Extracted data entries
· · ·

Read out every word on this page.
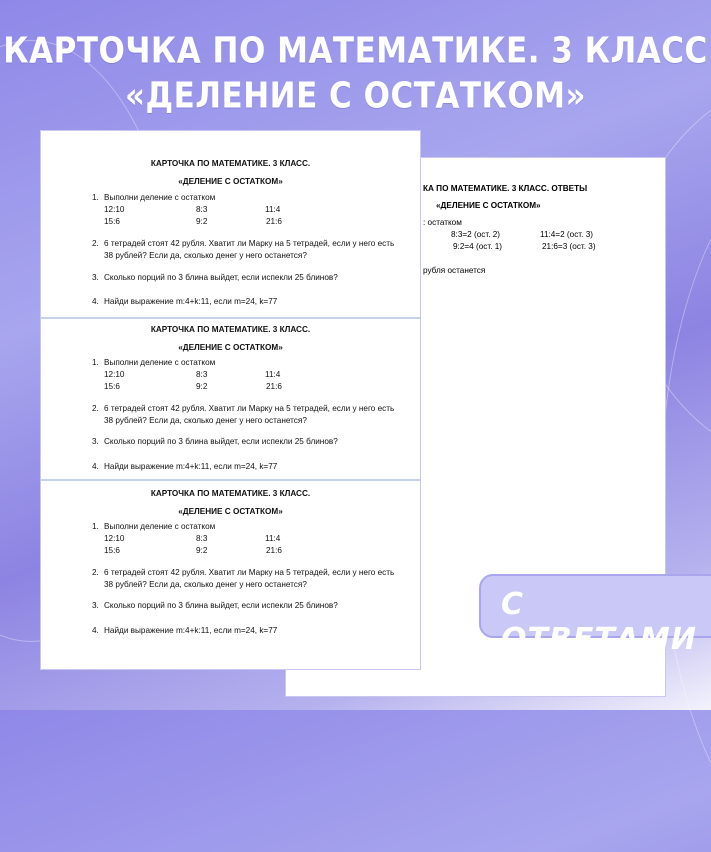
КАРТОЧКА ПО МАТЕМАТИКЕ. 3 КЛАСС
«ДЕЛЕНИЕ С ОСТАТКОМ»
КА ПО МАТЕМАТИКЕ. 3 КЛАСС. ОТВЕТЫ
«ДЕЛЕНИЕ С ОСТАТКОМ»
: остатком
8:3=2 (ост. 2)	11:4=2 (ост. 3)
9:2=4 (ост. 1)	21:6=3 (ост. 3)
рубля останется
КАРТОЧКА ПО МАТЕМАТИКЕ. 3 КЛАСС.
«ДЕЛЕНИЕ С ОСТАТКОМ»
1. Выполни деление с остатком
12:10	8:3	11:4
15:6	9:2	21:6
2. 6 тетрадей стоят 42 рубля. Хватит ли Марку на 5 тетрадей, если у него есть
38 рублей? Если да, сколько денег у него останется?
3. Сколько порций по 3 блина выйдет, если испекли 25 блинов?
4. Найди выражение m:4+k:11, если m=24, k=77
КАРТОЧКА ПО МАТЕМАТИКЕ. 3 КЛАСС.
«ДЕЛЕНИЕ С ОСТАТКОМ»
1. Выполни деление с остатком
12:10	8:3	11:4
15:6	9:2	21:6
2. 6 тетрадей стоят 42 рубля. Хватит ли Марку на 5 тетрадей, если у него есть
38 рублей? Если да, сколько денег у него останется?
3. Сколько порций по 3 блина выйдет, если испекли 25 блинов?
4. Найди выражение m:4+k:11, если m=24, k=77
КАРТОЧКА ПО МАТЕМАТИКЕ. 3 КЛАСС.
«ДЕЛЕНИЕ С ОСТАТКОМ»
1. Выполни деление с остатком
12:10	8:3	11:4
15:6	9:2	21:6
2. 6 тетрадей стоят 42 рубля. Хватит ли Марку на 5 тетрадей, если у него есть
38 рублей? Если да, сколько денег у него останется?
3. Сколько порций по 3 блина выйдет, если испекли 25 блинов?
4. Найди выражение m:4+k:11, если m=24, k=77
С ОТВЕТАМИ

· · ·

Set down every record once more, word for word, without pictures.

### TASK RESULT
Read out every word on this page.
КАРТОЧКА ПО МАТЕМАТИКЕ. 3 КЛАСС
«ДЕЛЕНИЕ С ОСТАТКОМ»
КА ПО МАТЕМАТИКЕ. 3 КЛАСС. ОТВЕТЫ
«ДЕЛЕНИЕ С ОСТАТКОМ»
: остатком
8:3=2 (ост. 2)	11:4=2 (ост. 3)
9:2=4 (ост. 1)	21:6=3 (ост. 3)
рубля останется
КАРТОЧКА ПО МАТЕМАТИКЕ. 3 КЛАСС.
«ДЕЛЕНИЕ С ОСТАТКОМ»
1. Выполни деление с остатком
12:10	8:3	11:4
15:6	9:2	21:6
2. 6 тетрадей стоят 42 рубля. Хватит ли Марку на 5 тетрадей, если у него есть
38 рублей? Если да, сколько денег у него останется?
3. Сколько порций по 3 блина выйдет, если испекли 25 блинов?
4. Найди выражение m:4+k:11, если m=24, k=77
КАРТОЧКА ПО МАТЕМАТИКЕ. 3 КЛАСС.
«ДЕЛЕНИЕ С ОСТАТКОМ»
1. Выполни деление с остатком
12:10	8:3	11:4
15:6	9:2	21:6
2. 6 тетрадей стоят 42 рубля. Хватит ли Марку на 5 тетрадей, если у него есть
38 рублей? Если да, сколько денег у него останется?
3. Сколько порций по 3 блина выйдет, если испекли 25 блинов?
4. Найди выражение m:4+k:11, если m=24, k=77
КАРТОЧКА ПО МАТЕМАТИКЕ. 3 КЛАСС.
«ДЕЛЕНИЕ С ОСТАТКОМ»
1. Выполни деление с остатком
12:10	8:3	11:4
15:6	9:2	21:6
2. 6 тетрадей стоят 42 рубля. Хватит ли Марку на 5 тетрадей, если у него есть
38 рублей? Если да, сколько денег у него останется?
3. Сколько порций по 3 блина выйдет, если испекли 25 блинов?
4. Найди выражение m:4+k:11, если m=24, k=77
С ОТВЕТАМИ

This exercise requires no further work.